* _LISTING_:

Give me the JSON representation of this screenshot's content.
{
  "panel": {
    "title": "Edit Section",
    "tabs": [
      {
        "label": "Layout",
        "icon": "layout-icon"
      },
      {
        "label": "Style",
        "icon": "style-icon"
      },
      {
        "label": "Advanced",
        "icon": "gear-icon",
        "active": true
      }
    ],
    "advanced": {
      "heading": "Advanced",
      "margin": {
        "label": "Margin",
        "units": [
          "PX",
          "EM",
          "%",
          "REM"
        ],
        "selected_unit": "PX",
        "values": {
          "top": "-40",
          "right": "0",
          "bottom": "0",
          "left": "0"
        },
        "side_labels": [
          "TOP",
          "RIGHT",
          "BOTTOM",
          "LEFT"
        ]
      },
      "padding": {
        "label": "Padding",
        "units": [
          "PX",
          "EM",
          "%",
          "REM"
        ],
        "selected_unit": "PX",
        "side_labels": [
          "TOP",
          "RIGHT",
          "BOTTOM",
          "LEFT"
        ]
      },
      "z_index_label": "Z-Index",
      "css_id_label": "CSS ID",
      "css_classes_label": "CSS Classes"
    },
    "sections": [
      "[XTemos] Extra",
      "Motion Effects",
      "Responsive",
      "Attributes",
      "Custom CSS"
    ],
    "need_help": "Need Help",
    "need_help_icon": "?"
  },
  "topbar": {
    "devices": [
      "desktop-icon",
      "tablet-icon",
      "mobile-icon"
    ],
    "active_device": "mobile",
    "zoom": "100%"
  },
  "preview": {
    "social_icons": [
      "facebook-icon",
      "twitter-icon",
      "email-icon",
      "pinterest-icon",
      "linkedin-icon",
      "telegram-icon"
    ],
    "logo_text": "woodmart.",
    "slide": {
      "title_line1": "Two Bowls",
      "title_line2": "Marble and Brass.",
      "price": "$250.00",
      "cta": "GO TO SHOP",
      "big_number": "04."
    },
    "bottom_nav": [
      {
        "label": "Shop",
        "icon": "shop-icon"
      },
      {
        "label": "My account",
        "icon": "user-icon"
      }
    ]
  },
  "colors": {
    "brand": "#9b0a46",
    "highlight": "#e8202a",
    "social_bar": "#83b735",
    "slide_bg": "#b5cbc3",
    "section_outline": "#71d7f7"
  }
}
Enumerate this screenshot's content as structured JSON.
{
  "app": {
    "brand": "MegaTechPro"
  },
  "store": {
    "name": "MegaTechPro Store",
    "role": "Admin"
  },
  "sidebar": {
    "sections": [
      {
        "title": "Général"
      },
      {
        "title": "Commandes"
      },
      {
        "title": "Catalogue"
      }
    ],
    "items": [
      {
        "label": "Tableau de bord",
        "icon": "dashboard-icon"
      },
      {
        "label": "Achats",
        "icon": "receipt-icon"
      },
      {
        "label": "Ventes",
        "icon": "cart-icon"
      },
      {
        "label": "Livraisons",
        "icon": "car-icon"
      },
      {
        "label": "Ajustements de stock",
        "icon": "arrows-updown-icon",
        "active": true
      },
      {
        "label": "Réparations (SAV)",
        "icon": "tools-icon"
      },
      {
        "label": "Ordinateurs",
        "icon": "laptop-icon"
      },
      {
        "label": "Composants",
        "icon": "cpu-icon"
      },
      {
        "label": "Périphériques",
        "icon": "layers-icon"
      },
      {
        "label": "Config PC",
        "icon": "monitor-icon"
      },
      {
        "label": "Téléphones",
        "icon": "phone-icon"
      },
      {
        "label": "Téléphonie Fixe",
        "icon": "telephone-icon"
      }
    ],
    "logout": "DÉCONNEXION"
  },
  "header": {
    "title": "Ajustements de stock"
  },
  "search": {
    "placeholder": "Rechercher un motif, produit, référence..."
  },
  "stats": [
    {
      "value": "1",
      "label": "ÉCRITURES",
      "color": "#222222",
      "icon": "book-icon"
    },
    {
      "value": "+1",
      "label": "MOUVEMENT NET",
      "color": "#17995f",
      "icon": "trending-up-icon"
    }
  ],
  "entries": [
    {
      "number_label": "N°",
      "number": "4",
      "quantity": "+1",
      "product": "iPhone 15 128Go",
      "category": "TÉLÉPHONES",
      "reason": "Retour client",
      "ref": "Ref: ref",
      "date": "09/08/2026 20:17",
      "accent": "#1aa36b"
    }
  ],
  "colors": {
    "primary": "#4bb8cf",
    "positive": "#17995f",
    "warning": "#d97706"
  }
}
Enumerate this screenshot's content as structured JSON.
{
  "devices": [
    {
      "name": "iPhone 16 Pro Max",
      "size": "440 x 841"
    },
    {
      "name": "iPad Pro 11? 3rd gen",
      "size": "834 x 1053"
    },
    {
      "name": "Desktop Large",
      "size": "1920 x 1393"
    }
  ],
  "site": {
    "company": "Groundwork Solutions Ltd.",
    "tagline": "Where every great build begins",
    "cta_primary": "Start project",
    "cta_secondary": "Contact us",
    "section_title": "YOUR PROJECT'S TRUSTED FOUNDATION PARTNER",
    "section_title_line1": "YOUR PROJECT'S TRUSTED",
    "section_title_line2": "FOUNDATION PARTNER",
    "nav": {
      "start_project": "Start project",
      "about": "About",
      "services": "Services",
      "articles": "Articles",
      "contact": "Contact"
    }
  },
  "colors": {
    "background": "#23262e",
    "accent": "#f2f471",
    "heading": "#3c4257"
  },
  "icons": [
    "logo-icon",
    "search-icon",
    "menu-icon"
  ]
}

* _GIVEN REQUEST_:
Your task is to repeat each line of the material exactly.

* _REPLY_:
Give me the JSON representation of this screenshot's content.
{
  "panel": {
    "title": "Edit Section",
    "tabs": [
      {
        "label": "Layout",
        "icon": "layout-icon"
      },
      {
        "label": "Style",
        "icon": "style-icon"
      },
      {
        "label": "Advanced",
        "icon": "gear-icon",
        "active": true
      }
    ],
    "advanced": {
      "heading": "Advanced",
      "margin": {
        "label": "Margin",
        "units": [
          "PX",
          "EM",
          "%",
          "REM"
        ],
        "selected_unit": "PX",
        "values": {
          "top": "-40",
          "right": "0",
          "bottom": "0",
          "left": "0"
        },
        "side_labels": [
          "TOP",
          "RIGHT",
          "BOTTOM",
          "LEFT"
        ]
      },
      "padding": {
        "label": "Padding",
        "units": [
          "PX",
          "EM",
          "%",
          "REM"
        ],
        "selected_unit": "PX",
        "side_labels": [
          "TOP",
          "RIGHT",
          "BOTTOM",
          "LEFT"
        ]
      },
      "z_index_label": "Z-Index",
      "css_id_label": "CSS ID",
      "css_classes_label": "CSS Classes"
    },
    "sections": [
      "[XTemos] Extra",
      "Motion Effects",
      "Responsive",
      "Attributes",
      "Custom CSS"
    ],
    "need_help": "Need Help",
    "need_help_icon": "?"
  },
  "topbar": {
    "devices": [
      "desktop-icon",
      "tablet-icon",
      "mobile-icon"
    ],
    "active_device": "mobile",
    "zoom": "100%"
  },
  "preview": {
    "social_icons": [
      "facebook-icon",
      "twitter-icon",
      "email-icon",
      "pinterest-icon",
      "linkedin-icon",
      "telegram-icon"
    ],
    "logo_text": "woodmart.",
    "slide": {
      "title_line1": "Two Bowls",
      "title_line2": "Marble and Brass.",
      "price": "$250.00",
      "cta": "GO TO SHOP",
      "big_number": "04."
    },
    "bottom_nav": [
      {
        "label": "Shop",
        "icon": "shop-icon"
      },
      {
        "label": "My account",
        "icon": "user-icon"
      }
    ]
  },
  "colors": {
    "brand": "#9b0a46",
    "highlight": "#e8202a",
    "social_bar": "#83b735",
    "slide_bg": "#b5cbc3",
    "section_outline": "#71d7f7"
  }
}
Enumerate this screenshot's content as structured JSON.
{
  "app": {
    "brand": "MegaTechPro"
  },
  "store": {
    "name": "MegaTechPro Store",
    "role": "Admin"
  },
  "sidebar": {
    "sections": [
      {
        "title": "Général"
      },
      {
        "title": "Commandes"
      },
      {
        "title": "Catalogue"
      }
    ],
    "items": [
      {
        "label": "Tableau de bord",
        "icon": "dashboard-icon"
      },
      {
        "label": "Achats",
        "icon": "receipt-icon"
      },
      {
        "label": "Ventes",
        "icon": "cart-icon"
      },
      {
        "label": "Livraisons",
        "icon": "car-icon"
      },
      {
        "label": "Ajustements de stock",
        "icon": "arrows-updown-icon",
        "active": true
      },
      {
        "label": "Réparations (SAV)",
        "icon": "tools-icon"
      },
      {
        "label": "Ordinateurs",
        "icon": "laptop-icon"
      },
      {
        "label": "Composants",
        "icon": "cpu-icon"
      },
      {
        "label": "Périphériques",
        "icon": "layers-icon"
      },
      {
        "label": "Config PC",
        "icon": "monitor-icon"
      },
      {
        "label": "Téléphones",
        "icon": "phone-icon"
      },
      {
        "label": "Téléphonie Fixe",
        "icon": "telephone-icon"
      }
    ],
    "logout": "DÉCONNEXION"
  },
  "header": {
    "title": "Ajustements de stock"
  },
  "search": {
    "placeholder": "Rechercher un motif, produit, référence..."
  },
  "stats": [
    {
      "value": "1",
      "label": "ÉCRITURES",
      "color": "#222222",
      "icon": "book-icon"
    },
    {
      "value": "+1",
      "label": "MOUVEMENT NET",
      "color": "#17995f",
      "icon": "trending-up-icon"
    }
  ],
  "entries": [
    {
      "number_label": "N°",
      "number": "4",
      "quantity": "+1",
      "product": "iPhone 15 128Go",
      "category": "TÉLÉPHONES",
      "reason": "Retour client",
      "ref": "Ref: ref",
      "date": "09/08/2026 20:17",
      "accent": "#1aa36b"
    }
  ],
  "colors": {
    "primary": "#4bb8cf",
    "positive": "#17995f",
    "warning": "#d97706"
  }
}
Enumerate this screenshot's content as structured JSON.
{
  "devices": [
    {
      "name": "iPhone 16 Pro Max",
      "size": "440 x 841"
    },
    {
      "name": "iPad Pro 11? 3rd gen",
      "size": "834 x 1053"
    },
    {
      "name": "Desktop Large",
      "size": "1920 x 1393"
    }
  ],
  "site": {
    "company": "Groundwork Solutions Ltd.",
    "tagline": "Where every great build begins",
    "cta_primary": "Start project",
    "cta_secondary": "Contact us",
    "section_title": "YOUR PROJECT'S TRUSTED FOUNDATION PARTNER",
    "section_title_line1": "YOUR PROJECT'S TRUSTED",
    "section_title_line2": "FOUNDATION PARTNER",
    "nav": {
      "start_project": "Start project",
      "about": "About",
      "services": "Services",
      "articles": "Articles",
      "contact": "Contact"
    }
  },
  "colors": {
    "background": "#23262e",
    "accent": "#f2f471",
    "heading": "#3c4257"
  },
  "icons": [
    "logo-icon",
    "search-icon",
    "menu-icon"
  ]
}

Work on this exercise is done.